#### Records
--
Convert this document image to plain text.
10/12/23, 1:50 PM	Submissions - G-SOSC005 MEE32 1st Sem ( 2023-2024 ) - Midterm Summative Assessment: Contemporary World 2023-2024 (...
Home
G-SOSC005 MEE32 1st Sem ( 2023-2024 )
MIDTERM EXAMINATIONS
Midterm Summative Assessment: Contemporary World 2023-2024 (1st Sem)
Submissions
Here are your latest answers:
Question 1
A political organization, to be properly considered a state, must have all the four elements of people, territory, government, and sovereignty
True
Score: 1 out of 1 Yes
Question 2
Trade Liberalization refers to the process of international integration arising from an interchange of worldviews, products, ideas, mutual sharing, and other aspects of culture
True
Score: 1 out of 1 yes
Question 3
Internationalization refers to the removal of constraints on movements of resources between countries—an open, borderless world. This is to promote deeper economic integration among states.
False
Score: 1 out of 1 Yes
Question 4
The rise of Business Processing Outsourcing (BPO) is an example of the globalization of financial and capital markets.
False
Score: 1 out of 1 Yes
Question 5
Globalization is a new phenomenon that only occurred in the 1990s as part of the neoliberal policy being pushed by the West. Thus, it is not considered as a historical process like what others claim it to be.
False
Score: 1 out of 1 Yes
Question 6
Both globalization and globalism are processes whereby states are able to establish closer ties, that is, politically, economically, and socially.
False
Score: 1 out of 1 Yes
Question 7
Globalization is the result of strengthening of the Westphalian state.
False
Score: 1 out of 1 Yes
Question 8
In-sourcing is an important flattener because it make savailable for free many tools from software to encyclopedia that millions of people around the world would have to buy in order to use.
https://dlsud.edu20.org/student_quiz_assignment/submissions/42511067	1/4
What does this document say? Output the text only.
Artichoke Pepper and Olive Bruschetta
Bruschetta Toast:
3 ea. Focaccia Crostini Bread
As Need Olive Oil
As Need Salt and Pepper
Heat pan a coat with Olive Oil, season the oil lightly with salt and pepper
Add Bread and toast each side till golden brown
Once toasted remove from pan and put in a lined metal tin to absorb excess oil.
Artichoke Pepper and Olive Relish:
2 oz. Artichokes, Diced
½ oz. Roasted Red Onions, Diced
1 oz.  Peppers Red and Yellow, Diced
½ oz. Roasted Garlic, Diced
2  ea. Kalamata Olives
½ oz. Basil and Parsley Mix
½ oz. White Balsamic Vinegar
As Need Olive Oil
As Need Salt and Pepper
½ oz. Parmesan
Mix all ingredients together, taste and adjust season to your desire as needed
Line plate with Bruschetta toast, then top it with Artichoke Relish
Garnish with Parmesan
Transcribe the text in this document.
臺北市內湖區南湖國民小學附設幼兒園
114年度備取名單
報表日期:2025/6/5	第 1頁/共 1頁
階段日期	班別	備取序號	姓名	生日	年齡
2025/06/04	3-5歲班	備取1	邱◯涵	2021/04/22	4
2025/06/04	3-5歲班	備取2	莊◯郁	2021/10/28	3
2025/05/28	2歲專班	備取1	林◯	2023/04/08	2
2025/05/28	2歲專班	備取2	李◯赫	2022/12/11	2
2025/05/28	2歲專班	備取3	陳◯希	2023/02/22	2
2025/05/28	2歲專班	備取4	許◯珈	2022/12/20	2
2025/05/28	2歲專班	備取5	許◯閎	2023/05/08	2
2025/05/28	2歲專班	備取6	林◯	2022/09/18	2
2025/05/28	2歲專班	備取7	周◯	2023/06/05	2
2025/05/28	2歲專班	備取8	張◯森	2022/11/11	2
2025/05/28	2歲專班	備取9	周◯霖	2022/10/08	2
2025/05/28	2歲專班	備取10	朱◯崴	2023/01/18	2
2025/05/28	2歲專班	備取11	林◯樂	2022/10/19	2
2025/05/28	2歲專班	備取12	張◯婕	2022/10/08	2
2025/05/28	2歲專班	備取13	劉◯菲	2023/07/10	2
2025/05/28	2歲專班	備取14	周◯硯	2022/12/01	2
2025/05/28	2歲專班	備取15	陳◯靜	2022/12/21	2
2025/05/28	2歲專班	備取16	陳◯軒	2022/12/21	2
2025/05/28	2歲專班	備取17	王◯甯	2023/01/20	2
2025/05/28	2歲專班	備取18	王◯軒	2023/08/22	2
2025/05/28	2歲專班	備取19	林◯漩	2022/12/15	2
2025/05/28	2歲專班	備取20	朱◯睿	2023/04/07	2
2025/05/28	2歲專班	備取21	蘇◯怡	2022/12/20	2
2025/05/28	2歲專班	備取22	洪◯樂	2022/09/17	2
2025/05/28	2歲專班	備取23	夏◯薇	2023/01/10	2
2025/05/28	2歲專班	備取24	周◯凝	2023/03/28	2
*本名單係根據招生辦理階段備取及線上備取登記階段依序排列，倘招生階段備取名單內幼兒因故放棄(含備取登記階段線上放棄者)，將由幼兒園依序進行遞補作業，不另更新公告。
--
#### Exercise details
Write out every entry word for word.

#### Result of this task
Convert this document image to plain text.
10/12/23, 1:50 PM	Submissions - G-SOSC005 MEE32 1st Sem ( 2023-2024 ) - Midterm Summative Assessment: Contemporary World 2023-2024 (...
Home
G-SOSC005 MEE32 1st Sem ( 2023-2024 )
MIDTERM EXAMINATIONS
Midterm Summative Assessment: Contemporary World 2023-2024 (1st Sem)
Submissions
Here are your latest answers:
Question 1
A political organization, to be properly considered a state, must have all the four elements of people, territory, government, and sovereignty
True
Score: 1 out of 1 Yes
Question 2
Trade Liberalization refers to the process of international integration arising from an interchange of worldviews, products, ideas, mutual sharing, and other aspects of culture
True
Score: 1 out of 1 yes
Question 3
Internationalization refers to the removal of constraints on movements of resources between countries—an open, borderless world. This is to promote deeper economic integration among states.
False
Score: 1 out of 1 Yes
Question 4
The rise of Business Processing Outsourcing (BPO) is an example of the globalization of financial and capital markets.
False
Score: 1 out of 1 Yes
Question 5
Globalization is a new phenomenon that only occurred in the 1990s as part of the neoliberal policy being pushed by the West. Thus, it is not considered as a historical process like what others claim it to be.
False
Score: 1 out of 1 Yes
Question 6
Both globalization and globalism are processes whereby states are able to establish closer ties, that is, politically, economically, and socially.
False
Score: 1 out of 1 Yes
Question 7
Globalization is the result of strengthening of the Westphalian state.
False
Score: 1 out of 1 Yes
Question 8
In-sourcing is an important flattener because it make savailable for free many tools from software to encyclopedia that millions of people around the world would have to buy in order to use.
https://dlsud.edu20.org/student_quiz_assignment/submissions/42511067	1/4
What does this document say? Output the text only.
Artichoke Pepper and Olive Bruschetta
Bruschetta Toast:
3 ea. Focaccia Crostini Bread
As Need Olive Oil
As Need Salt and Pepper
Heat pan a coat with Olive Oil, season the oil lightly with salt and pepper
Add Bread and toast each side till golden brown
Once toasted remove from pan and put in a lined metal tin to absorb excess oil.
Artichoke Pepper and Olive Relish:
2 oz. Artichokes, Diced
½ oz. Roasted Red Onions, Diced
1 oz.  Peppers Red and Yellow, Diced
½ oz. Roasted Garlic, Diced
2  ea. Kalamata Olives
½ oz. Basil and Parsley Mix
½ oz. White Balsamic Vinegar
As Need Olive Oil
As Need Salt and Pepper
½ oz. Parmesan
Mix all ingredients together, taste and adjust season to your desire as needed
Line plate with Bruschetta toast, then top it with Artichoke Relish
Garnish with Parmesan
Transcribe the text in this document.
臺北市內湖區南湖國民小學附設幼兒園
114年度備取名單
報表日期:2025/6/5	第 1頁/共 1頁
階段日期	班別	備取序號	姓名	生日	年齡
2025/06/04	3-5歲班	備取1	邱◯涵	2021/04/22	4
2025/06/04	3-5歲班	備取2	莊◯郁	2021/10/28	3
2025/05/28	2歲專班	備取1	林◯	2023/04/08	2
2025/05/28	2歲專班	備取2	李◯赫	2022/12/11	2
2025/05/28	2歲專班	備取3	陳◯希	2023/02/22	2
2025/05/28	2歲專班	備取4	許◯珈	2022/12/20	2
2025/05/28	2歲專班	備取5	許◯閎	2023/05/08	2
2025/05/28	2歲專班	備取6	林◯	2022/09/18	2
2025/05/28	2歲專班	備取7	周◯	2023/06/05	2
2025/05/28	2歲專班	備取8	張◯森	2022/11/11	2
2025/05/28	2歲專班	備取9	周◯霖	2022/10/08	2
2025/05/28	2歲專班	備取10	朱◯崴	2023/01/18	2
2025/05/28	2歲專班	備取11	林◯樂	2022/10/19	2
2025/05/28	2歲專班	備取12	張◯婕	2022/10/08	2
2025/05/28	2歲專班	備取13	劉◯菲	2023/07/10	2
2025/05/28	2歲專班	備取14	周◯硯	2022/12/01	2
2025/05/28	2歲專班	備取15	陳◯靜	2022/12/21	2
2025/05/28	2歲專班	備取16	陳◯軒	2022/12/21	2
2025/05/28	2歲專班	備取17	王◯甯	2023/01/20	2
2025/05/28	2歲專班	備取18	王◯軒	2023/08/22	2
2025/05/28	2歲專班	備取19	林◯漩	2022/12/15	2
2025/05/28	2歲專班	備取20	朱◯睿	2023/04/07	2
2025/05/28	2歲專班	備取21	蘇◯怡	2022/12/20	2
2025/05/28	2歲專班	備取22	洪◯樂	2022/09/17	2
2025/05/28	2歲專班	備取23	夏◯薇	2023/01/10	2
2025/05/28	2歲專班	備取24	周◯凝	2023/03/28	2
*本名單係根據招生辦理階段備取及線上備取登記階段依序排列，倘招生階段備取名單內幼兒因故放棄(含備取登記階段線上放棄者)，將由幼兒園依序進行遞補作業，不另更新公告。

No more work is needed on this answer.